◆ Given task
Report how many lines below contain the word "Display". Give only the number.

◆ Entries provided
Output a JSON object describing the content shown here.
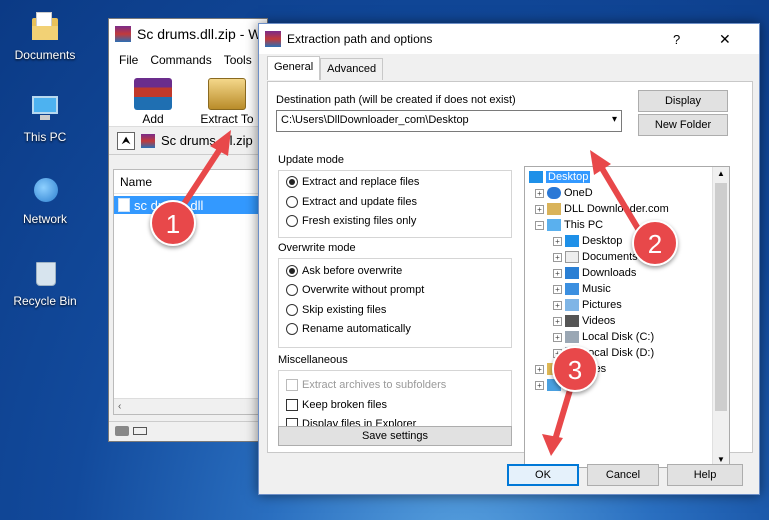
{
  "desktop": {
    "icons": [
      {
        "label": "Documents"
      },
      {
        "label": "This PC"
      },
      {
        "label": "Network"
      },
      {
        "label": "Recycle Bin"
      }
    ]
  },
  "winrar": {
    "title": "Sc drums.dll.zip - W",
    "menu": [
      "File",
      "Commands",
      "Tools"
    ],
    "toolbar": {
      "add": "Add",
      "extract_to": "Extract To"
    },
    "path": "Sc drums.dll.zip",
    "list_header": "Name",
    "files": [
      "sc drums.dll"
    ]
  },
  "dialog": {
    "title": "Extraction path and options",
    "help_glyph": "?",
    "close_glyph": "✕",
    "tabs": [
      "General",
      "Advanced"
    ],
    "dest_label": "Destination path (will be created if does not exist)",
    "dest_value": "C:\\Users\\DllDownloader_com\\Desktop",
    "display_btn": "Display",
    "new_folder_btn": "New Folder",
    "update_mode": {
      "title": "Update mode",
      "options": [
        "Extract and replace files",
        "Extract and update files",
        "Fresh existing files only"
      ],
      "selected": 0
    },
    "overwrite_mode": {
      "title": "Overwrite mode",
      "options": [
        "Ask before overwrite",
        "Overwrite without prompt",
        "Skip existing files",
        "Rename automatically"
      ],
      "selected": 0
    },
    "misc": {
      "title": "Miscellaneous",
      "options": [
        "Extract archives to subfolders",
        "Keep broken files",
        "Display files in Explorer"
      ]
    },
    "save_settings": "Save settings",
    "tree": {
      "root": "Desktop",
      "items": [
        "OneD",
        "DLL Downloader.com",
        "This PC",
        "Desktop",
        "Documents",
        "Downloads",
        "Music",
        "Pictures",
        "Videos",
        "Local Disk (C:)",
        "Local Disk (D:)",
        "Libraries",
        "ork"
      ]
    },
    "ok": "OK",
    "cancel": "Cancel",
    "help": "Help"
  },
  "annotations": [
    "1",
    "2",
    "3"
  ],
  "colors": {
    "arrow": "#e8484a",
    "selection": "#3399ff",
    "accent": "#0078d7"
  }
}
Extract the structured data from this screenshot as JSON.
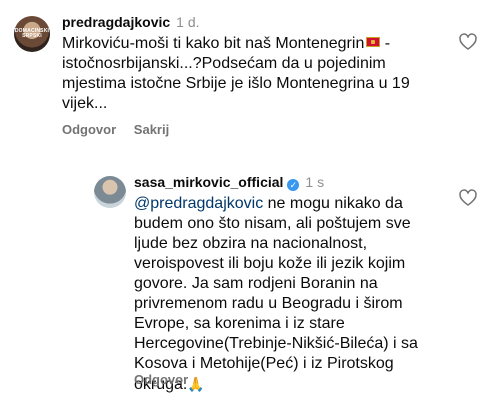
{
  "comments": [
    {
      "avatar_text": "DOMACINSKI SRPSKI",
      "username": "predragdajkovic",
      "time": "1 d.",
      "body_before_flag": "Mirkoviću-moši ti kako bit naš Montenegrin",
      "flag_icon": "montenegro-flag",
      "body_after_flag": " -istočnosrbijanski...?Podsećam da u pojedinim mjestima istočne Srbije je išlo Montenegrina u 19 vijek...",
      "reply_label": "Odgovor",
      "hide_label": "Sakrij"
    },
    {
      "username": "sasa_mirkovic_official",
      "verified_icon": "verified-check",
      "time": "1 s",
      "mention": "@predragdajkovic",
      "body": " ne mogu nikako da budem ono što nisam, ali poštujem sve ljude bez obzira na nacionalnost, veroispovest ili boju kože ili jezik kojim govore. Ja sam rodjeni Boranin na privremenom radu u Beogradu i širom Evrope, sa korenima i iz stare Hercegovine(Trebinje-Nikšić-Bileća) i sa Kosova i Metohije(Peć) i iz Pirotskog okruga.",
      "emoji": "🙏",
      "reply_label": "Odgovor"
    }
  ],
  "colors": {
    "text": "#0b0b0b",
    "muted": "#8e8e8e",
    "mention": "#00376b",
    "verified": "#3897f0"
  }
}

◆ Written reply
2